§ Work to complete
Determine how many lines carry the word "calib". Output that number only.

§ Material for this task
——

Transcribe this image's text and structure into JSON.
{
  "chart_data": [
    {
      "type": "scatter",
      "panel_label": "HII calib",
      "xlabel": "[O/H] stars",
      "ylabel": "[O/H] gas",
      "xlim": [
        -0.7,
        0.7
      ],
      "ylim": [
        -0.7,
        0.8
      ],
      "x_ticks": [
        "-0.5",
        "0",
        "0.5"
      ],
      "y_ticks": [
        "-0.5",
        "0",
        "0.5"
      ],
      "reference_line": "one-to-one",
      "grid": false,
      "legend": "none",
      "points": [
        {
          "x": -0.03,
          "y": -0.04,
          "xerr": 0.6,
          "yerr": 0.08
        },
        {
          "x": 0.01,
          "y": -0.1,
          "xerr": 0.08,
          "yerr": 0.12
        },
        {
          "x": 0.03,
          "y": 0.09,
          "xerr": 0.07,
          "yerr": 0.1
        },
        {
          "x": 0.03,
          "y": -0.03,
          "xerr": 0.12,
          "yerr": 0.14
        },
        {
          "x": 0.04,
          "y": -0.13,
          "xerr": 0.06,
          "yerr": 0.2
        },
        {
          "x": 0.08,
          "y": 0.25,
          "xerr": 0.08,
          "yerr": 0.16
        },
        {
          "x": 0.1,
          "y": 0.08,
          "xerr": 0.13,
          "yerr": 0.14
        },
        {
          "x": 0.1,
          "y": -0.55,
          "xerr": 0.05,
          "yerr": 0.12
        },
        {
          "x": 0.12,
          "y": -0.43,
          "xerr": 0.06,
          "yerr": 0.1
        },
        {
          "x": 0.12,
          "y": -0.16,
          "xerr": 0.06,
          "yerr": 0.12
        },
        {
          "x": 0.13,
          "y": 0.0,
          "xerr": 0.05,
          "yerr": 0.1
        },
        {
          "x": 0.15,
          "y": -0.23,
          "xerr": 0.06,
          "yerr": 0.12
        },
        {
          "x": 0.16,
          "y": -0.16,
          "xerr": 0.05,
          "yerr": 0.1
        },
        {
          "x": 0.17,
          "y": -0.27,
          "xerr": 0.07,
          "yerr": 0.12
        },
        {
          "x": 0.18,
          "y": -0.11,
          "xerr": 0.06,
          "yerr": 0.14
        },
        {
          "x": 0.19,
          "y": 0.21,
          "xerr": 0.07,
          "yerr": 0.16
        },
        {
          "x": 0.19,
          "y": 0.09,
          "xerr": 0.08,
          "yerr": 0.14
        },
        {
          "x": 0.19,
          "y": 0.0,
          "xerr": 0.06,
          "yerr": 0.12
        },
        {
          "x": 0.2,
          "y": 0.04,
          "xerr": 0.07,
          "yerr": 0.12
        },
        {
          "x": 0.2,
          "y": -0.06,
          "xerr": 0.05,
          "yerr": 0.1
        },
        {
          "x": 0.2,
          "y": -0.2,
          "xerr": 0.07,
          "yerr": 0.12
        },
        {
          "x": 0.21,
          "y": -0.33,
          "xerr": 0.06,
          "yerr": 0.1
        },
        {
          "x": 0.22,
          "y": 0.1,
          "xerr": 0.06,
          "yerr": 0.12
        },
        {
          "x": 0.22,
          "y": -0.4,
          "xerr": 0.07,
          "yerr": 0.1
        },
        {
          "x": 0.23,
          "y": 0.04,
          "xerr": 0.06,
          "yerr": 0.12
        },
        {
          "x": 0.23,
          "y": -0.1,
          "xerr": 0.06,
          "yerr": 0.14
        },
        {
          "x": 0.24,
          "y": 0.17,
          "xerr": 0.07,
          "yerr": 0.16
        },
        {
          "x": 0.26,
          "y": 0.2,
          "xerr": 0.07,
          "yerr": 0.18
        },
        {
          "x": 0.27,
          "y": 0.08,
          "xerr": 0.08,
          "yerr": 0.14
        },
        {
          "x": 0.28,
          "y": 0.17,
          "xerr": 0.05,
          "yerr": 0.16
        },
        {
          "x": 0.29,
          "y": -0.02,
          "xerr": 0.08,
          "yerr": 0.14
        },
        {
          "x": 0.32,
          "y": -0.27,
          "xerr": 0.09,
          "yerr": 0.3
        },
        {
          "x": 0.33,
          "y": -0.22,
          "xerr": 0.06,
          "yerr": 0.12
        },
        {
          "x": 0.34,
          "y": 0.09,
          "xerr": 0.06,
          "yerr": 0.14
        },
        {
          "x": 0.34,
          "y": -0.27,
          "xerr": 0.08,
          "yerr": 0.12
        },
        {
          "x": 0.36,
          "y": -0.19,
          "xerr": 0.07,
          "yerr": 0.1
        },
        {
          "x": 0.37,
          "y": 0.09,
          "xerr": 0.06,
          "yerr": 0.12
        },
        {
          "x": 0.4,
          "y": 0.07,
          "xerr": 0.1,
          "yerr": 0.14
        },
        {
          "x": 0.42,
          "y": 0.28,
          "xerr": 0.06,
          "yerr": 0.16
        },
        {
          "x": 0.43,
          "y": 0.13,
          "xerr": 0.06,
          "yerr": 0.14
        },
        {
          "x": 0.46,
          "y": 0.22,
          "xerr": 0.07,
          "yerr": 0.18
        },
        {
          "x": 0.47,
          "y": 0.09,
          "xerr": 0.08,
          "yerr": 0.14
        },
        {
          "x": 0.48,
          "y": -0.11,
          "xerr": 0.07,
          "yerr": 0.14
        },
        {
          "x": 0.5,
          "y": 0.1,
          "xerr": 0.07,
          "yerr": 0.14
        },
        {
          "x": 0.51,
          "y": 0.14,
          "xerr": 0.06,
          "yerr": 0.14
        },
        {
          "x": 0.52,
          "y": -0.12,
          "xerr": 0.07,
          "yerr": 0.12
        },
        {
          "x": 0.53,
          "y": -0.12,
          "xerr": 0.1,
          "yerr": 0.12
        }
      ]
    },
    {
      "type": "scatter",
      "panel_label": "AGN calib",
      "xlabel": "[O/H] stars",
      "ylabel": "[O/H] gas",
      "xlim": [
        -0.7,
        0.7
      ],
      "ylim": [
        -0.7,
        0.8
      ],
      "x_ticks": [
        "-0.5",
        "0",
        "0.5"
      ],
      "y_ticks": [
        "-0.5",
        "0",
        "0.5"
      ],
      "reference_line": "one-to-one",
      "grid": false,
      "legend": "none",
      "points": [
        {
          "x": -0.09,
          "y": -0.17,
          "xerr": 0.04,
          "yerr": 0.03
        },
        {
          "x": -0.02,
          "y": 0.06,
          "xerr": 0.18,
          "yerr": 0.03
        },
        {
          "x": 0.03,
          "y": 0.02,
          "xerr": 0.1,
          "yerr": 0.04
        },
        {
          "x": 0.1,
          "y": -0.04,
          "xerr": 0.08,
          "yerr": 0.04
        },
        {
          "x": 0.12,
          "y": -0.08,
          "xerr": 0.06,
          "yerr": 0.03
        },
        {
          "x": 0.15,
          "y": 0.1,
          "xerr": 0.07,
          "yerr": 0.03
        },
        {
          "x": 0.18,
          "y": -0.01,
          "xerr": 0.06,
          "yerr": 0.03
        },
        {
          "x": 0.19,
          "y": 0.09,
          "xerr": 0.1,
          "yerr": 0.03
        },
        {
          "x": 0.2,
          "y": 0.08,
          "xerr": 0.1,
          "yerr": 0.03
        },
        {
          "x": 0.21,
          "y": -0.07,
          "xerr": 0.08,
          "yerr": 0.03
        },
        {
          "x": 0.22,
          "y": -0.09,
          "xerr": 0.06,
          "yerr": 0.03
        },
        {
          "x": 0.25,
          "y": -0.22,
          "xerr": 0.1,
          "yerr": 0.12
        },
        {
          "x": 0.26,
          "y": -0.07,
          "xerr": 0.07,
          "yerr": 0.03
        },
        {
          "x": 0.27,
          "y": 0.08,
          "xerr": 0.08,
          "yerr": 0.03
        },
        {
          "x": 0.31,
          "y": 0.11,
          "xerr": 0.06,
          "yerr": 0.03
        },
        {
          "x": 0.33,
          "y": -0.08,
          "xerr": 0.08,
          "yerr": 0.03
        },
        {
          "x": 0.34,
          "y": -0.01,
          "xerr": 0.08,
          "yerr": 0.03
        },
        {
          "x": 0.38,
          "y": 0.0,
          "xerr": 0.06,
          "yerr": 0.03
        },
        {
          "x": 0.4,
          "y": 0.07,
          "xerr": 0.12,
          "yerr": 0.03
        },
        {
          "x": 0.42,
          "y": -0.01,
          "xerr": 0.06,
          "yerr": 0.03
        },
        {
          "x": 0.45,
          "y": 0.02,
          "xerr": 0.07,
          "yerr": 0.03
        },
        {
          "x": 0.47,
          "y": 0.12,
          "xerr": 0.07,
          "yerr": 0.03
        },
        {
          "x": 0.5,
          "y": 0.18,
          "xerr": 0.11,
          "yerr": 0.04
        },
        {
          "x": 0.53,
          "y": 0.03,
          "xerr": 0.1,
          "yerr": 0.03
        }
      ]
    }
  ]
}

——

§ Output for this exercise
2